▸ INPUT:
★ ★ ★ ★

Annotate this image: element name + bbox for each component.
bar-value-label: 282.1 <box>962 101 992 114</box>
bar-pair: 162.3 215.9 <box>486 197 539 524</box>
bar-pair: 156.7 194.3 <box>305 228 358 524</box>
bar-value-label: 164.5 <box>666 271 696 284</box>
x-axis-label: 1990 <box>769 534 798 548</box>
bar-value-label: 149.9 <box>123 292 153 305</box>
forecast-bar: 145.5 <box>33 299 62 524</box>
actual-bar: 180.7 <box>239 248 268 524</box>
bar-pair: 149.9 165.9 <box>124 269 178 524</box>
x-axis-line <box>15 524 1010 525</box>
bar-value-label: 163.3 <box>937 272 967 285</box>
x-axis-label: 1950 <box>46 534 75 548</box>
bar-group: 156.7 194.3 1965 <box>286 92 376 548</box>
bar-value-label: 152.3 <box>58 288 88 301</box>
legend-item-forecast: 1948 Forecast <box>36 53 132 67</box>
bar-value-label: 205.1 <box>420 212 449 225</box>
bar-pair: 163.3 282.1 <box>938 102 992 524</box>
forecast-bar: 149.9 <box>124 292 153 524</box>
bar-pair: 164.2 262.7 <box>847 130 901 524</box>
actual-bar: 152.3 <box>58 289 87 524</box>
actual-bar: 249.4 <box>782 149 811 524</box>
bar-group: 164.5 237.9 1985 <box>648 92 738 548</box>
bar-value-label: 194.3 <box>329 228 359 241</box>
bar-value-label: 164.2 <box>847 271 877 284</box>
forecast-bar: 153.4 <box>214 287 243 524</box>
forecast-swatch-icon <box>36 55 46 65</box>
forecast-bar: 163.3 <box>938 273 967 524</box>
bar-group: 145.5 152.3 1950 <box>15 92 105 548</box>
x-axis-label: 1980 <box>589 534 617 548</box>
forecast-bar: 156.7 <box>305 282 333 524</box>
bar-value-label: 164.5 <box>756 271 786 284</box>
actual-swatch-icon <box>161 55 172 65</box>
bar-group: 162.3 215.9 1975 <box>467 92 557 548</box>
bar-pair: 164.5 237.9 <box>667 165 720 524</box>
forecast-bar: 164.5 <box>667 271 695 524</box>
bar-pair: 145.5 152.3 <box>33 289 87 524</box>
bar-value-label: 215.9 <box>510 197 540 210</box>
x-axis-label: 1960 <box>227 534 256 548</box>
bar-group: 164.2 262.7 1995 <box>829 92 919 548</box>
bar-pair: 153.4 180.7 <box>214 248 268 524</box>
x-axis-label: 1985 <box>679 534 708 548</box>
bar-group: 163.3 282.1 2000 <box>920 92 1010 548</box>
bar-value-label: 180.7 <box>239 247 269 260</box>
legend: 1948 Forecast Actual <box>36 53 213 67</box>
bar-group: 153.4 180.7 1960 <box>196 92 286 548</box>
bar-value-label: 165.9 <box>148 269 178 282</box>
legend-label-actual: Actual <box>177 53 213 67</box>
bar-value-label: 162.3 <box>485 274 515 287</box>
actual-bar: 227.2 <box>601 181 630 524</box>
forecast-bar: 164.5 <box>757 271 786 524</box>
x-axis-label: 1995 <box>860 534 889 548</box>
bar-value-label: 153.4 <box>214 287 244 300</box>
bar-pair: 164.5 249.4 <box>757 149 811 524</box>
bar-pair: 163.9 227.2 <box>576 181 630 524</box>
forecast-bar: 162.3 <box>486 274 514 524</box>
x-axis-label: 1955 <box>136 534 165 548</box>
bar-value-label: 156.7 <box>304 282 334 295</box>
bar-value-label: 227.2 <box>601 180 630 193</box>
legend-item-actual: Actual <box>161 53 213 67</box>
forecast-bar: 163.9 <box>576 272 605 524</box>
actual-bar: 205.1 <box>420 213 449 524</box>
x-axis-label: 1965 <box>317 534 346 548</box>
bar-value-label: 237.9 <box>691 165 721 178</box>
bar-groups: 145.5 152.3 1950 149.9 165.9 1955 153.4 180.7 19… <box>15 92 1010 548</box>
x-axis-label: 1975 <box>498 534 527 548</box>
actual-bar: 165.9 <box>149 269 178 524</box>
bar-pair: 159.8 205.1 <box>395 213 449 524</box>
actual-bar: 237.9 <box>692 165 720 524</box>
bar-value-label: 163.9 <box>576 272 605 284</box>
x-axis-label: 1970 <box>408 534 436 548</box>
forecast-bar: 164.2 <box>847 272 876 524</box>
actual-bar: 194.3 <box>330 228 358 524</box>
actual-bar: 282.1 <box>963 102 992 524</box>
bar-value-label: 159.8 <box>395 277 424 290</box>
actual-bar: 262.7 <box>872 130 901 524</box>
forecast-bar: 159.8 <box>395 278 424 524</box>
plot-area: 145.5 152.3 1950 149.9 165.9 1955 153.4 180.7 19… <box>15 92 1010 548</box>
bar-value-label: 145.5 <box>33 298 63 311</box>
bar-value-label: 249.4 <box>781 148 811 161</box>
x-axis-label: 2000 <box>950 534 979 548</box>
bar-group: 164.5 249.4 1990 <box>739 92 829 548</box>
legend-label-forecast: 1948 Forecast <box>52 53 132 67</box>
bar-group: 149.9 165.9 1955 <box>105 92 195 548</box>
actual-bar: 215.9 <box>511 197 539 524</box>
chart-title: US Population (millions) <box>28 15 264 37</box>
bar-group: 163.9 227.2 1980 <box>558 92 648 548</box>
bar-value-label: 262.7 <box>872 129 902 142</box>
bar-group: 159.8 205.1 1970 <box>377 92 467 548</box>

★ ★ ★ ★

▸ CHALLENGE: Rewrite the lines above as a JSON list of strings with one string per line, leaving out any blank lines.

▸ OUTPUT OF THE TASK:
[
  "Annotate this image: element name + bbox for each component.",
  "bar-value-label: 282.1 <box>962 101 992 114</box>",
  "bar-pair: 162.3 215.9 <box>486 197 539 524</box>",
  "bar-pair: 156.7 194.3 <box>305 228 358 524</box>",
  "bar-value-label: 164.5 <box>666 271 696 284</box>",
  "x-axis-label: 1990 <box>769 534 798 548</box>",
  "bar-value-label: 149.9 <box>123 292 153 305</box>",
  "forecast-bar: 145.5 <box>33 299 62 524</box>",
  "actual-bar: 180.7 <box>239 248 268 524</box>",
  "bar-pair: 149.9 165.9 <box>124 269 178 524</box>",
  "x-axis-line <box>15 524 1010 525</box>",
  "bar-value-label: 163.3 <box>937 272 967 285</box>",
  "x-axis-label: 1950 <box>46 534 75 548</box>",
  "bar-group: 156.7 194.3 1965 <box>286 92 376 548</box>",
  "bar-value-label: 152.3 <box>58 288 88 301</box>",
  "legend-item-forecast: 1948 Forecast <box>36 53 132 67</box>",
  "bar-value-label: 205.1 <box>420 212 449 225</box>",
  "bar-pair: 163.3 282.1 <box>938 102 992 524</box>",
  "forecast-bar: 149.9 <box>124 292 153 524</box>",
  "bar-pair: 164.2 262.7 <box>847 130 901 524</box>",
  "actual-bar: 152.3 <box>58 289 87 524</box>",
  "actual-bar: 249.4 <box>782 149 811 524</box>",
  "bar-group: 164.5 237.9 1985 <box>648 92 738 548</box>",
  "bar-value-label: 194.3 <box>329 228 359 241</box>",
  "bar-value-label: 164.2 <box>847 271 877 284</box>",
  "forecast-bar: 153.4 <box>214 287 243 524</box>",
  "forecast-swatch-icon <box>36 55 46 65</box>",
  "forecast-bar: 163.3 <box>938 273 967 524</box>",
  "bar-group: 145.5 152.3 1950 <box>15 92 105 548</box>",
  "x-axis-label: 1980 <box>589 534 617 548</box>",
  "forecast-bar: 156.7 <box>305 282 333 524</box>",
  "bar-value-label: 164.5 <box>756 271 786 284</box>",
  "actual-swatch-icon <box>161 55 172 65</box>",
  "bar-group: 162.3 215.9 1975 <box>467 92 557 548</box>",
  "bar-pair: 164.5 237.9 <box>667 165 720 524</box>",
  "forecast-bar: 164.5 <box>667 271 695 524</box>",
  "bar-pair: 145.5 152.3 <box>33 289 87 524</box>",
  "bar-value-label: 215.9 <box>510 197 540 210</box>",
  "x-axis-label: 1960 <box>227 534 256 548</box>",
  "bar-group: 164.2 262.7 1995 <box>829 92 919 548</box>",
  "bar-pair: 153.4 180.7 <box>214 248 268 524</box>",
  "x-axis-label: 1985 <box>679 534 708 548</box>",
  "bar-group: 163.3 282.1 2000 <box>920 92 1010 548</box>",
  "bar-value-label: 180.7 <box>239 247 269 260</box>",
  "legend: 1948 Forecast Actual <box>36 53 213 67</box>",
  "bar-group: 153.4 180.7 1960 <box>196 92 286 548</box>",
  "bar-value-label: 165.9 <box>148 269 178 282</box>",
  "legend-label-actual: Actual <box>177 53 213 67</box>",
  "bar-value-label: 162.3 <box>485 274 515 287</box>",
  "actual-bar: 227.2 <box>601 181 630 524</box>",
  "forecast-bar: 164.5 <box>757 271 786 524</box>",
  "x-axis-label: 1995 <box>860 534 889 548</box>",
  "bar-value-label: 153.4 <box>214 287 244 300</box>",
  "bar-pair: 164.5 249.4 <box>757 149 811 524</box>",
  "bar-pair: 163.9 227.2 <box>576 181 630 524</box>",
  "forecast-bar: 162.3 <box>486 274 514 524</box>",
  "x-axis-label: 1955 <box>136 534 165 548</box>",
  "bar-value-label: 156.7 <box>304 282 334 295</box>",
  "bar-value-label: 227.2 <box>601 180 630 193</box>",
  "legend-item-actual: Actual <box>161 53 213 67</box>",
  "forecast-bar: 163.9 <box>576 272 605 524</box>",
  "actual-bar: 205.1 <box>420 213 449 524</box>",
  "x-axis-label: 1965 <box>317 534 346 548</box>",
  "bar-value-label: 237.9 <box>691 165 721 178</box>",
  "bar-groups: 145.5 152.3 1950 149.9 165.9 1955 153.4 180.7 19… <box>15 92 1010 548</box>",
  "x-axis-label: 1975 <box>498 534 527 548</box>",
  "actual-bar: 165.9 <box>149 269 178 524</box>",
  "bar-pair: 159.8 205.1 <box>395 213 449 524</box>",
  "actual-bar: 237.9 <box>692 165 720 524</box>",
  "bar-value-label: 163.9 <box>576 272 605 284</box>",
  "x-axis-label: 1970 <box>408 534 436 548</box>",
  "forecast-bar: 164.2 <box>847 272 876 524</box>",
  "actual-bar: 194.3 <box>330 228 358 524</box>",
  "actual-bar: 282.1 <box>963 102 992 524</box>",
  "bar-value-label: 159.8 <box>395 277 424 290</box>",
  "actual-bar: 262.7 <box>872 130 901 524</box>",
  "forecast-bar: 159.8 <box>395 278 424 524</box>",
  "plot-area: 145.5 152.3 1950 149.9 165.9 1955 153.4 180.7 19… <box>15 92 1010 548</box>",
  "bar-value-label: 145.5 <box>33 298 63 311</box>",
  "bar-value-label: 249.4 <box>781 148 811 161</box>",
  "x-axis-label: 2000 <box>950 534 979 548</box>",
  "bar-group: 164.5 249.4 1990 <box>739 92 829 548</box>",
  "legend-label-forecast: 1948 Forecast <box>52 53 132 67</box>",
  "bar-group: 149.9 165.9 1955 <box>105 92 195 548</box>",
  "actual-bar: 215.9 <box>511 197 539 524</box>",
  "chart-title: US Population (millions) <box>28 15 264 37</box>",
  "bar-group: 163.9 227.2 1980 <box>558 92 648 548</box>",
  "bar-value-label: 262.7 <box>872 129 902 142</box>",
  "bar-group: 159.8 205.1 1970 <box>377 92 467 548</box>"
]